[Collected data entries]

======

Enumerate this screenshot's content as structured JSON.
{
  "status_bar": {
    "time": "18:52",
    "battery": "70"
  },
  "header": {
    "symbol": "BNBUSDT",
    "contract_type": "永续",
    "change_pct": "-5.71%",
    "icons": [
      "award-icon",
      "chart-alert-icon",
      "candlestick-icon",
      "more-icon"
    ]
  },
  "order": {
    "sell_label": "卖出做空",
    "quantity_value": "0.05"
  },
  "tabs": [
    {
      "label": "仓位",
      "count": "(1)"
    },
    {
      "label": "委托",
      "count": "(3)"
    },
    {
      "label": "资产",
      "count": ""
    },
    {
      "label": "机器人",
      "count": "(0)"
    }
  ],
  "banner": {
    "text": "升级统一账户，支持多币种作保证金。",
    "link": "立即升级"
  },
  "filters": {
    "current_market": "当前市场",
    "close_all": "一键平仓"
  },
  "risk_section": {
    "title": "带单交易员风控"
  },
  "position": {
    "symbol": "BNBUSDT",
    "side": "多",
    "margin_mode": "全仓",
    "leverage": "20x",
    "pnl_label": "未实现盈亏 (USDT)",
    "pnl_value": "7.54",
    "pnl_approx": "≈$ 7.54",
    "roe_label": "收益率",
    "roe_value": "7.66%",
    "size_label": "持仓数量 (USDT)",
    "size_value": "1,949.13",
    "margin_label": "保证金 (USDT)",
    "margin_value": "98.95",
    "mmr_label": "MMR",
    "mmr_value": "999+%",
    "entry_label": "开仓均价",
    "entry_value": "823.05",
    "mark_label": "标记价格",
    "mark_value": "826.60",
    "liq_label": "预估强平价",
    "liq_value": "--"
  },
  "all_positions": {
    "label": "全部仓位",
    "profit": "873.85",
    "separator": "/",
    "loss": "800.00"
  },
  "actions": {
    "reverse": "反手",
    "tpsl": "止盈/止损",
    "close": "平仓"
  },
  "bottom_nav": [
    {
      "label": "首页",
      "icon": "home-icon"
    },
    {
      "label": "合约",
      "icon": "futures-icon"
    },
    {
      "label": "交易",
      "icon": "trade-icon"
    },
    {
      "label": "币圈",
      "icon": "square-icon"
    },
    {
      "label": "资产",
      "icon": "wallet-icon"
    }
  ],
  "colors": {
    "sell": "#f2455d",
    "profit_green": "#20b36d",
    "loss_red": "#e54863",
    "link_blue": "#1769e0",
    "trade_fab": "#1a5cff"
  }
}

======

▶ _Your instructions_
Extract each entry in full and write it down exactly.

▶ _Right answer_
Enumerate this screenshot's content as structured JSON.
{
  "status_bar": {
    "time": "18:52",
    "battery": "70"
  },
  "header": {
    "symbol": "BNBUSDT",
    "contract_type": "永续",
    "change_pct": "-5.71%",
    "icons": [
      "award-icon",
      "chart-alert-icon",
      "candlestick-icon",
      "more-icon"
    ]
  },
  "order": {
    "sell_label": "卖出做空",
    "quantity_value": "0.05"
  },
  "tabs": [
    {
      "label": "仓位",
      "count": "(1)"
    },
    {
      "label": "委托",
      "count": "(3)"
    },
    {
      "label": "资产",
      "count": ""
    },
    {
      "label": "机器人",
      "count": "(0)"
    }
  ],
  "banner": {
    "text": "升级统一账户，支持多币种作保证金。",
    "link": "立即升级"
  },
  "filters": {
    "current_market": "当前市场",
    "close_all": "一键平仓"
  },
  "risk_section": {
    "title": "带单交易员风控"
  },
  "position": {
    "symbol": "BNBUSDT",
    "side": "多",
    "margin_mode": "全仓",
    "leverage": "20x",
    "pnl_label": "未实现盈亏 (USDT)",
    "pnl_value": "7.54",
    "pnl_approx": "≈$ 7.54",
    "roe_label": "收益率",
    "roe_value": "7.66%",
    "size_label": "持仓数量 (USDT)",
    "size_value": "1,949.13",
    "margin_label": "保证金 (USDT)",
    "margin_value": "98.95",
    "mmr_label": "MMR",
    "mmr_value": "999+%",
    "entry_label": "开仓均价",
    "entry_value": "823.05",
    "mark_label": "标记价格",
    "mark_value": "826.60",
    "liq_label": "预估强平价",
    "liq_value": "--"
  },
  "all_positions": {
    "label": "全部仓位",
    "profit": "873.85",
    "separator": "/",
    "loss": "800.00"
  },
  "actions": {
    "reverse": "反手",
    "tpsl": "止盈/止损",
    "close": "平仓"
  },
  "bottom_nav": [
    {
      "label": "首页",
      "icon": "home-icon"
    },
    {
      "label": "合约",
      "icon": "futures-icon"
    },
    {
      "label": "交易",
      "icon": "trade-icon"
    },
    {
      "label": "币圈",
      "icon": "square-icon"
    },
    {
      "label": "资产",
      "icon": "wallet-icon"
    }
  ],
  "colors": {
    "sell": "#f2455d",
    "profit_green": "#20b36d",
    "loss_red": "#e54863",
    "link_blue": "#1769e0",
    "trade_fab": "#1a5cff"
  }
}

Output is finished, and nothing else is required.